▸ **Objective**: From the listing below, pull each line that includes "JSON".
==================================================
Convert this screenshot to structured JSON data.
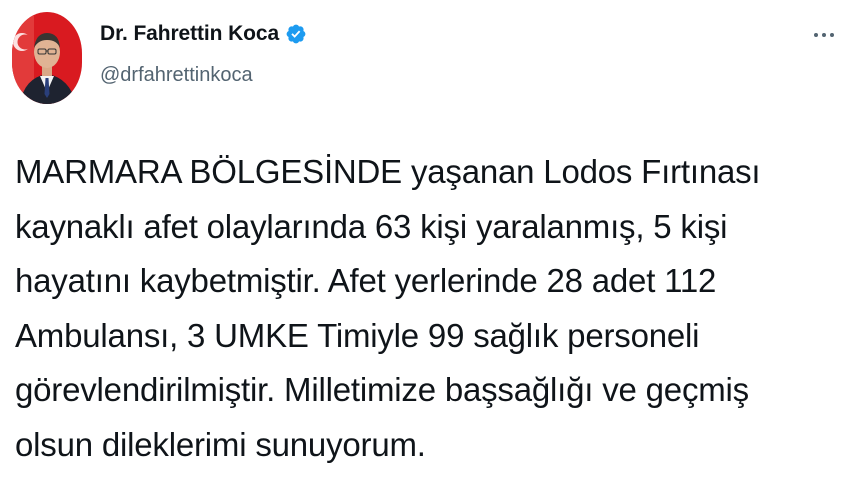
{
  "author": {
    "display_name": "Dr. Fahrettin Koca",
    "handle": "@drfahrettinkoca",
    "verified_icon": "verified-badge-icon",
    "avatar_icon": "profile-avatar"
  },
  "tweet": {
    "lines": [
      "MARMARA BÖLGESİNDE yaşanan Lodos Fırtınası",
      "kaynaklı afet olaylarında 63 kişi yaralanmış, 5 kişi",
      "hayatını kaybetmiştir. Afet yerlerinde 28 adet 112",
      "Ambulansı, 3 UMKE Timiyle 99 sağlık personeli",
      "görevlendirilmiştir. Milletimize başsağlığı ve geçmiş",
      "olsun dileklerimi sunuyorum."
    ]
  },
  "actions": {
    "more_icon": "more-options-icon"
  },
  "colors": {
    "text": "#0f1419",
    "secondary_text": "#536471",
    "verified_blue": "#1d9bf0",
    "background": "#ffffff"
  }
}
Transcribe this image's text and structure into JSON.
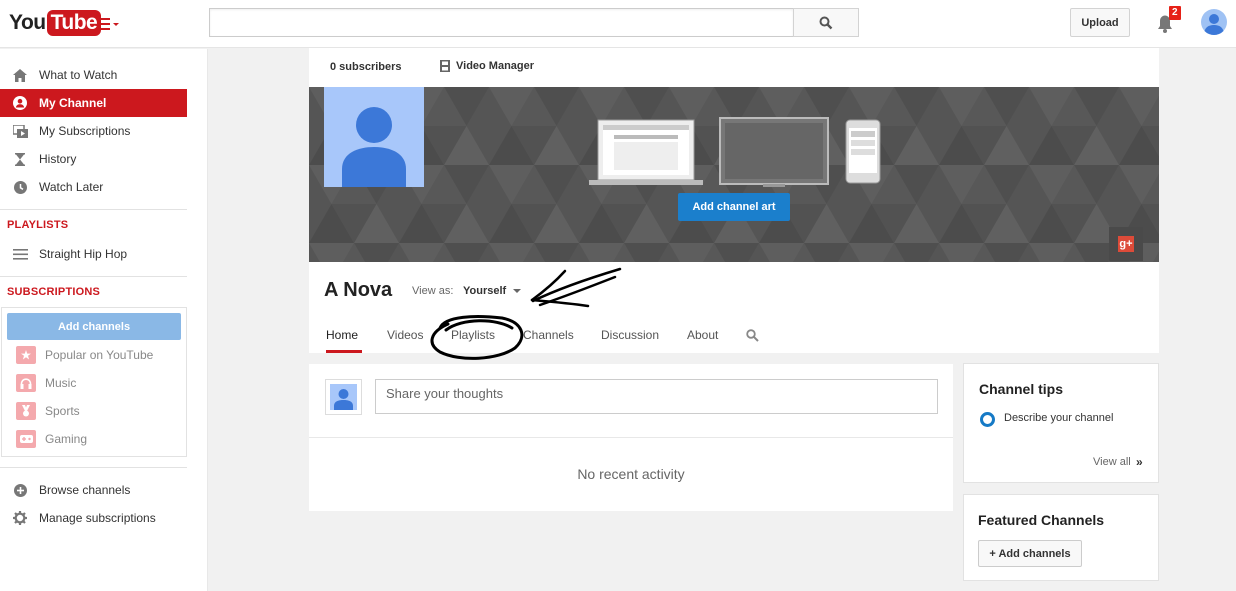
{
  "header": {
    "logo_you": "You",
    "logo_tube": "Tube",
    "search_placeholder": "",
    "upload_label": "Upload",
    "notification_count": "2"
  },
  "sidebar": {
    "items": [
      {
        "label": "What to Watch",
        "icon": "home-icon"
      },
      {
        "label": "My Channel",
        "icon": "user-circle-icon"
      },
      {
        "label": "My Subscriptions",
        "icon": "subscriptions-icon"
      },
      {
        "label": "History",
        "icon": "hourglass-icon"
      },
      {
        "label": "Watch Later",
        "icon": "clock-icon"
      }
    ],
    "playlists_heading": "PLAYLISTS",
    "playlists": [
      {
        "label": "Straight Hip Hop",
        "icon": "playlist-icon"
      }
    ],
    "subscriptions_heading": "SUBSCRIPTIONS",
    "add_channels_label": "Add channels",
    "subscriptions": [
      {
        "label": "Popular on YouTube",
        "icon": "star-icon"
      },
      {
        "label": "Music",
        "icon": "headphones-icon"
      },
      {
        "label": "Sports",
        "icon": "medal-icon"
      },
      {
        "label": "Gaming",
        "icon": "gamepad-icon"
      }
    ],
    "footer": [
      {
        "label": "Browse channels",
        "icon": "plus-circle-icon"
      },
      {
        "label": "Manage subscriptions",
        "icon": "gear-icon"
      }
    ]
  },
  "channel": {
    "subscribers": "0 subscribers",
    "video_manager": "Video Manager",
    "add_art_label": "Add channel art",
    "gplus_label": "g+",
    "name": "A Nova",
    "view_as_label": "View as:",
    "view_as_value": "Yourself",
    "tabs": [
      "Home",
      "Videos",
      "Playlists",
      "Channels",
      "Discussion",
      "About"
    ]
  },
  "activity": {
    "share_placeholder": "Share your thoughts",
    "empty_text": "No recent activity"
  },
  "tips": {
    "title": "Channel tips",
    "item": "Describe your channel",
    "view_all": "View all",
    "arrow": "»"
  },
  "featured": {
    "title": "Featured Channels",
    "button": "+ Add channels"
  },
  "colors": {
    "brand_red": "#cc181e",
    "blue_button": "#1b7fcc",
    "light_blue": "#8ab8e6"
  }
}
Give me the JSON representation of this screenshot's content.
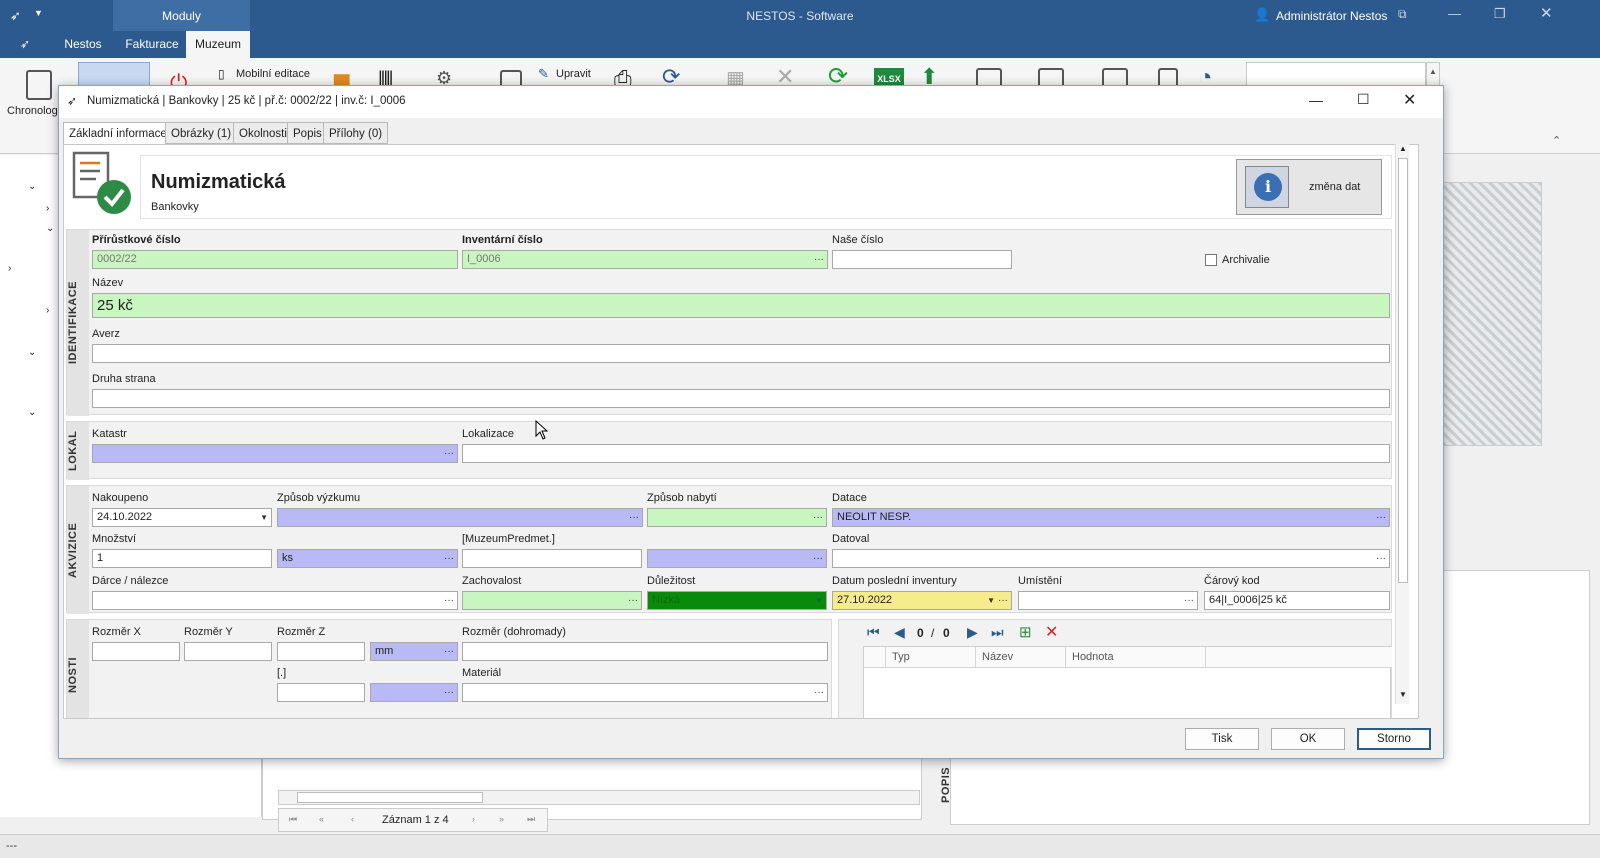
{
  "app": {
    "title": "NESTOS - Software",
    "modules_label": "Moduly",
    "tabs": [
      "Nestos",
      "Fakturace",
      "Muzeum"
    ],
    "user": "Administrátor Nestos",
    "ribbon": {
      "mobile_edit": "Mobilní editace",
      "edit": "Upravit",
      "chronology": "Chronolog",
      "xlsx": "XLSX"
    }
  },
  "background": {
    "record_nav": "Záznam 1 z 4",
    "popis_label": "POPIS",
    "status": "---"
  },
  "dialog": {
    "title": "Numizmatická | Bankovky | 25 kč | př.č: 0002/22 | inv.č: I_0006",
    "tabs": [
      "Základní informace",
      "Obrázky (1)",
      "Okolnosti",
      "Popis",
      "Přílohy (0)"
    ],
    "header": {
      "title": "Numizmatická",
      "subtitle": "Bankovky",
      "change_button": "změna dat"
    },
    "identifikace": {
      "section_label": "IDENTIFIKACE",
      "accession_label": "Přírůstkové číslo",
      "accession_value": "0002/22",
      "inventory_label": "Inventární číslo",
      "inventory_value": "I_0006",
      "our_number_label": "Naše číslo",
      "our_number_value": "",
      "archival_label": "Archivalie",
      "name_label": "Název",
      "name_value": "25 kč",
      "obverse_label": "Averz",
      "reverse_label": "Druha strana"
    },
    "lokal": {
      "section_label": "LOKAL",
      "cadastre_label": "Katastr",
      "location_label": "Lokalizace"
    },
    "akvizice": {
      "section_label": "AKVIZICE",
      "bought_label": "Nakoupeno",
      "bought_value": "24.10.2022",
      "research_label": "Způsob výzkumu",
      "acquisition_label": "Způsob nabytí",
      "dating_label": "Datace",
      "dating_value": "NEOLIT NESP.",
      "quantity_label": "Množství",
      "quantity_value": "1",
      "unit_value": "ks",
      "museum_label": "[MuzeumPredmet.]",
      "dated_by_label": "Datoval",
      "donor_label": "Dárce / nálezce",
      "condition_label": "Zachovalost",
      "importance_label": "Důležitost",
      "importance_value": "Nízká",
      "last_inventory_label": "Datum poslední inventury",
      "last_inventory_value": "27.10.2022",
      "placement_label": "Umístění",
      "barcode_label": "Čárový kod",
      "barcode_value": "64|I_0006|25 kč"
    },
    "vlastnosti": {
      "section_label": "NOSTI",
      "size_x_label": "Rozměr X",
      "size_y_label": "Rozměr Y",
      "size_z_label": "Rozměr Z",
      "unit_value": "mm",
      "size_total_label": "Rozměr (dohromady)",
      "bracket_label": "[.]",
      "material_label": "Materiál",
      "nav_current": "0",
      "nav_sep": "/",
      "nav_total": "0",
      "grid_columns": [
        "Typ",
        "Název",
        "Hodnota"
      ]
    },
    "buttons": {
      "print": "Tisk",
      "ok": "OK",
      "cancel": "Storno"
    }
  }
}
==================================================
▸ **Expected answer**:
Convert this screenshot to structured JSON data.
Transcribe this image's text and structure into JSON.
Give me the JSON representation of this screenshot's content.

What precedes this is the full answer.